→ Instructions to follow
Every line that contains the word "image" should be copied.
--- START OF Dataset ---
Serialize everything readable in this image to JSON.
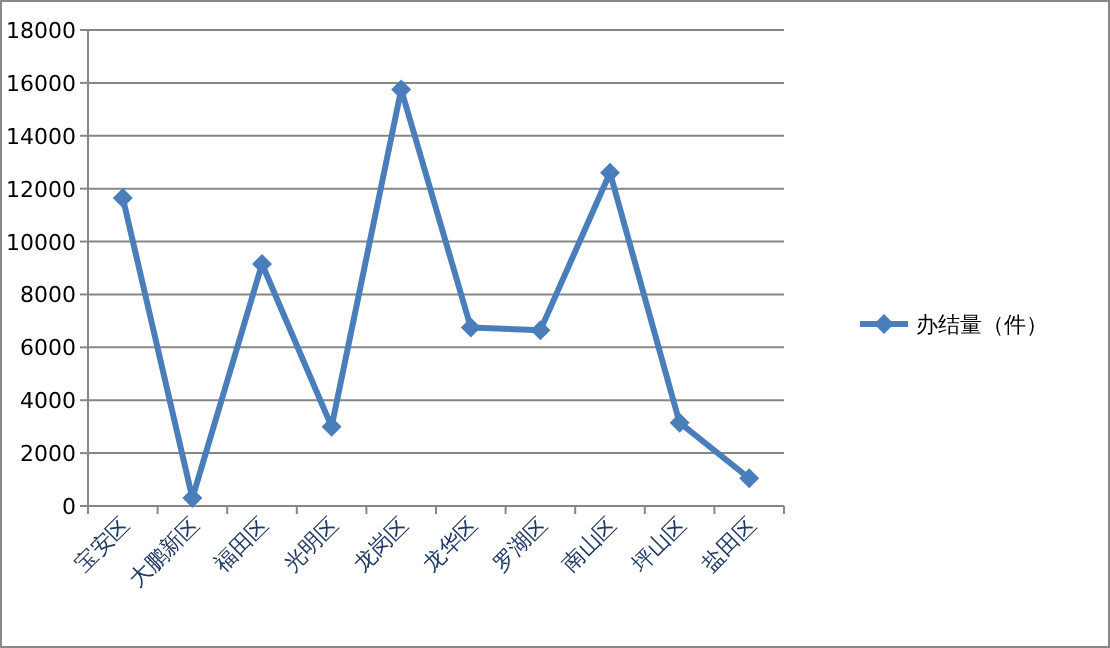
{
  "chart_data": {
    "type": "line",
    "categories": [
      "宝安区",
      "大鹏新区",
      "福田区",
      "光明区",
      "龙岗区",
      "龙华区",
      "罗湖区",
      "南山区",
      "坪山区",
      "盐田区"
    ],
    "series": [
      {
        "name": "办结量（件）",
        "color": "#4a7ebb",
        "values": [
          11650,
          300,
          9150,
          3000,
          15750,
          6750,
          6650,
          12600,
          3150,
          1050
        ]
      }
    ],
    "ylim": [
      0,
      18000
    ],
    "yticks": [
      0,
      2000,
      4000,
      6000,
      8000,
      10000,
      12000,
      14000,
      16000,
      18000
    ],
    "grid": "y",
    "legend": "right",
    "marker": "diamond",
    "line_style": "solid"
  }
}
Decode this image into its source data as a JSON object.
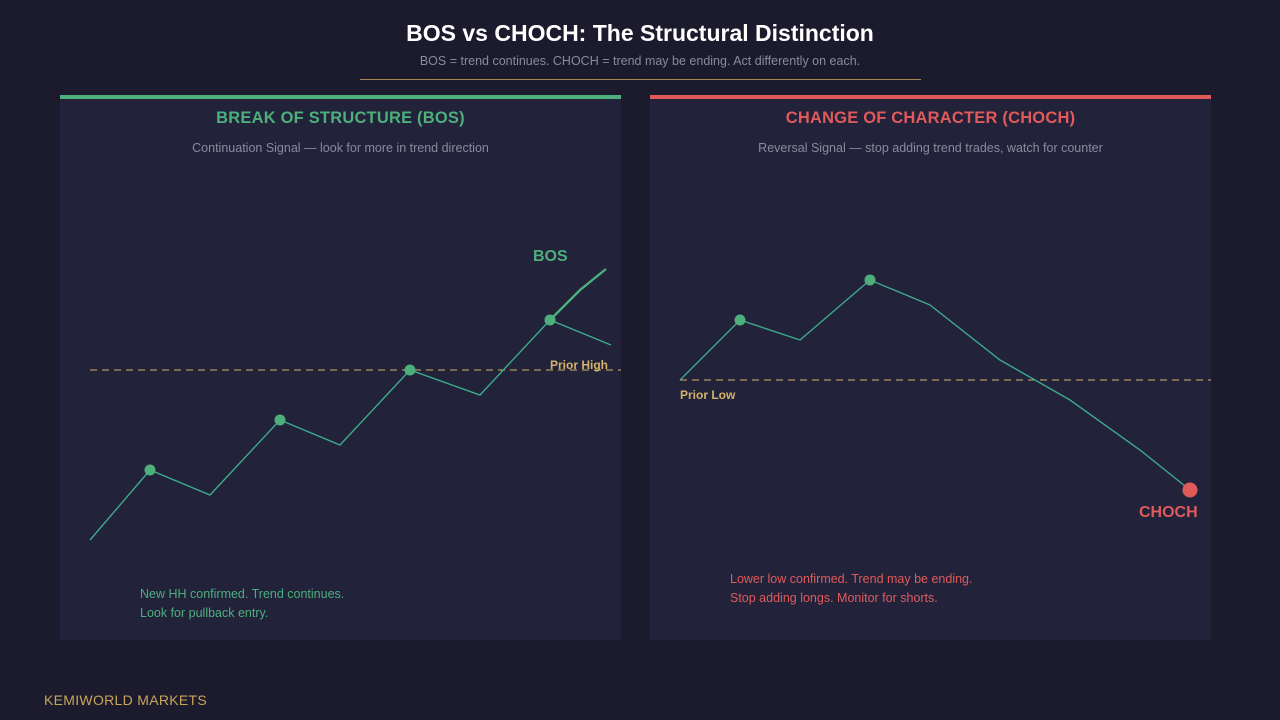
{
  "header": {
    "title": "BOS vs CHOCH: The Structural Distinction",
    "subtitle": "BOS = trend continues.  CHOCH = trend may be ending.  Act differently on each."
  },
  "colors": {
    "bullish": "#4caf7c",
    "bearish": "#e05a5a",
    "level": "#d4b26a",
    "line": "#3daa8a"
  },
  "bos_panel": {
    "title": "BREAK OF STRUCTURE (BOS)",
    "subtitle": "Continuation Signal — look for more in trend direction",
    "marker_label": "BOS",
    "level_label": "Prior High",
    "note_line1": "New HH confirmed. Trend continues.",
    "note_line2": "Look for pullback entry."
  },
  "choch_panel": {
    "title": "CHANGE OF CHARACTER (CHOCH)",
    "subtitle": "Reversal Signal — stop adding trend trades, watch for counter",
    "marker_label": "CHOCH",
    "level_label": "Prior Low",
    "note_line1": "Lower low confirmed. Trend may be ending.",
    "note_line2": "Stop adding longs. Monitor for shorts."
  },
  "footer": {
    "brand": "KEMIWORLD MARKETS"
  }
}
--- END OF Dataset ---
→ Result of the task
Serialize everything readable in this image to JSON.
Decode this image into its source data as a JSON object.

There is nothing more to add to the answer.